[TEXTO FORNECIDO]:
____
Amaury Ribeiro, por sua vez, atacou duramente os jornalistas e blogueiros da direita que tentam desqualificá-lo.
Gilberto Palmares, deputado estadual pelo PT, fez um discurso muito emocionado, lembrando as lutas contra a privatização, que as forças de esquerda perderam, nas décadas de 80 e 90.
A platéia estava lotada. O clima era de entusiasmo, mas também de belicismo. A esquerda carioca, historicamente ligada ao setor público, jamais esqueceu a papel da mídia durante o processo de privatização. Os gritos de guerra que tomaram a praça XV durante a privatização da Vale, e que levaram o governo FHC a fechar várias ruas usando até tanques do exército (o que, por uma dessas ironias da História, fez o governo tucano parecer-se ao PC chinês de 1989, que reprimiu os protestos estudantis na praça Celestial; e aos ditadores árabes atuais) ainda ecoam fortemente no Rio de Janeiro – e em todo país.
Todos disseram que o debate ideológico e político sobre a privatização jamais foi realizado a contento, e que o livro de Amaury permitia que este fosse recuperado. Os argumentos de que, não fosse a privatização, não haveria celular no Brasil, sempre usado por seus defensores, foi ridicularizado por vários oradores. Palmares lembrou que a telefonia no Brasil foi privatizada justamente pouco antes da revolução tecnológica que iria transformar o setor.
Houve ainda um debate sobre a regulamentação da mídia, defendida por algumas pessoas da platéia. Amaury se posicionou duramente contra qualquer intervenção do Estado na imprensa, alegando que a blogosfera já estava ganhando muito espaço, não havendo portanto necessidade de “um estatuto para proibir a imprensa no Brasil”.
“Sou contra a censura”, declarou.
O deputado federal Protógenes Queiroz também ponderou que não há sinais de que o Congresso Nacional tenha disposição ou clima para aprovar qualquer mudança constitucional efetiva no que tange à mídia brasileira, mas observou que o debate, sim, será feito. Ele argumentou que, sem um debate amadurecido, e sem o devido acúmulo de forças, há o risco de que mudanças na legislação da mídia resultem numa situação ainda pior do que a atual.
De qualquer forma, independente das visões sobre a conveniência ou não de uma nova lei para regulamentá-la, o consenso geral era de que a mídia foi a grande arma do tucanato para levar adiante a privatização, e que é ela, hoje, o único trunfo político da direita para se manter influente e, eventualmente, voltar ao poder.
____
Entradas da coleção
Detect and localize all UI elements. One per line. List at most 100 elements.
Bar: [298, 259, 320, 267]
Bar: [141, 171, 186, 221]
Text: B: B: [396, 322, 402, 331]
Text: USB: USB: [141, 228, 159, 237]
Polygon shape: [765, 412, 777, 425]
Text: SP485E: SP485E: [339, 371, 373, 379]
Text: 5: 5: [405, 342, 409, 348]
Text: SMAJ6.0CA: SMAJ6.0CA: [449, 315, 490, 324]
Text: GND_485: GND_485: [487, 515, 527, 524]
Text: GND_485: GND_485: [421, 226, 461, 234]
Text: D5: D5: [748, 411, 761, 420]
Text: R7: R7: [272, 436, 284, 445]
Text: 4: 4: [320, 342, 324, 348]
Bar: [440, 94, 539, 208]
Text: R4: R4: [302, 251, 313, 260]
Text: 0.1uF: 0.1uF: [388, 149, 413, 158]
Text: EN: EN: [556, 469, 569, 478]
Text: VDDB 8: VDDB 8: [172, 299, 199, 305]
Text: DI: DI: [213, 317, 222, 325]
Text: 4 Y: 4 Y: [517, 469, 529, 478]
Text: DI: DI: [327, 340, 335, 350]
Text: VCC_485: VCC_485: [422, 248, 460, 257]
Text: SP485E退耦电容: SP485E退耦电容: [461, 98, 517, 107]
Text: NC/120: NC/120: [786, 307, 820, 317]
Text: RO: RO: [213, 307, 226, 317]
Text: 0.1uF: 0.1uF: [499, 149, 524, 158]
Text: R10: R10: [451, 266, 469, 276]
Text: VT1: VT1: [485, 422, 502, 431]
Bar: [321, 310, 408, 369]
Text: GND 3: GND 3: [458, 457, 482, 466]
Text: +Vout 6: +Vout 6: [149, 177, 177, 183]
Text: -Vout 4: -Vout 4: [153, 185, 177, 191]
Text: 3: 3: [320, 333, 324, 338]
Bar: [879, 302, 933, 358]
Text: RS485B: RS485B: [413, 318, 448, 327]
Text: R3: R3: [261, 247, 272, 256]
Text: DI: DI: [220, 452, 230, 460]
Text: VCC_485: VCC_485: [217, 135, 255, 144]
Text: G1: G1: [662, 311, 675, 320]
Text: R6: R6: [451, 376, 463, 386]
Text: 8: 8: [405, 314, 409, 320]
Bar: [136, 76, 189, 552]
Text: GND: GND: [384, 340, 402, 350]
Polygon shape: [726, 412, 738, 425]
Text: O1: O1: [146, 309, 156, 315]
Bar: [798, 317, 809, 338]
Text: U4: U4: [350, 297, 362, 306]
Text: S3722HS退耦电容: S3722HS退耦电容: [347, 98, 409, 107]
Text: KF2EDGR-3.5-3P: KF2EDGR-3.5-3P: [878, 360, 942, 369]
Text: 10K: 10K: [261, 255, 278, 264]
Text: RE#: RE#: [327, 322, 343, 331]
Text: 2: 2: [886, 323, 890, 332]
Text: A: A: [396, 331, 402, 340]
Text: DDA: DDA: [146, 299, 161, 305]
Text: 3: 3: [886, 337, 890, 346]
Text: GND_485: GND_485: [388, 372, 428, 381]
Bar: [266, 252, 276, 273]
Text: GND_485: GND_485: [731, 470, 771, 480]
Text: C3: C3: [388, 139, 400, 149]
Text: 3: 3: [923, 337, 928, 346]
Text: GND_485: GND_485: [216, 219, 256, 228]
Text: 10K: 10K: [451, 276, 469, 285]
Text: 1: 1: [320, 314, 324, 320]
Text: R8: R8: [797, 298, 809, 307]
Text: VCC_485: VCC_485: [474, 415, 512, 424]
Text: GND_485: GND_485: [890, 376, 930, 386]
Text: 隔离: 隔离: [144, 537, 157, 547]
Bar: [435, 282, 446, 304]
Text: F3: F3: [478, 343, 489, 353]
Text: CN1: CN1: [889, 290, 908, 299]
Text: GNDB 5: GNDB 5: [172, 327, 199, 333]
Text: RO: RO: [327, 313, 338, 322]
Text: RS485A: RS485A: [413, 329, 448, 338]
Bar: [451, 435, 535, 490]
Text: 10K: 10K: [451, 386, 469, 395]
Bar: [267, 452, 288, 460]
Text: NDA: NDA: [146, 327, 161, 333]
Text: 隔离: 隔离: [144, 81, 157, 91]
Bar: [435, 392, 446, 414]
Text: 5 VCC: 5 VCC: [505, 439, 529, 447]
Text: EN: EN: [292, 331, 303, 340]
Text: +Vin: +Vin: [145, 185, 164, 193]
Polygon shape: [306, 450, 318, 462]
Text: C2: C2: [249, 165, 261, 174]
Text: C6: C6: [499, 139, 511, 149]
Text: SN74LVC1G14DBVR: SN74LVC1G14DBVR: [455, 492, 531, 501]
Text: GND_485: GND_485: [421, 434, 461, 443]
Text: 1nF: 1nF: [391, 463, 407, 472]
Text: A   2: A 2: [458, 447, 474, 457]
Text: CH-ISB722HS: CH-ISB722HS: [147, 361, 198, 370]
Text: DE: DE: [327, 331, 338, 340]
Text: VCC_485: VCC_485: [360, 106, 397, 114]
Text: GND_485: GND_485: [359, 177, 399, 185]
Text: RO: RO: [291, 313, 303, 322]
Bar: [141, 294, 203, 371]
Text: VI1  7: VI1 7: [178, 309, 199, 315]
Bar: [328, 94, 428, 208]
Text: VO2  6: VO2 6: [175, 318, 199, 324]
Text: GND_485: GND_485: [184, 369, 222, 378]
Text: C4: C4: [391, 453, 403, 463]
____
[O QUE FAZER]:
**1.** De acordo com o texto fornecido, que cargo Gilberto Palmares ocupa e por qual partido?
**2.** Transcreva do texto fornecido o trecho que vai de "Todos disseram que" até "transformar o setor.".

[SOLUÇÕES PROPOSTAS]:
**1.** Ele é deputado estadual pelo PT.

**2.**
Todos disseram que o debate ideológico e político sobre a privatização jamais foi realizado a contento, e que o livro de Amaury permitia que este fosse recuperado. Os argumentos de que, não fosse a privatização, não haveria celular no Brasil, sempre usado por seus defensores, foi ridicularizado por vários oradores. Palmares lembrou que a telefonia no Brasil foi privatizada justamente pouco antes da revolução tecnológica que iria transformar o setor.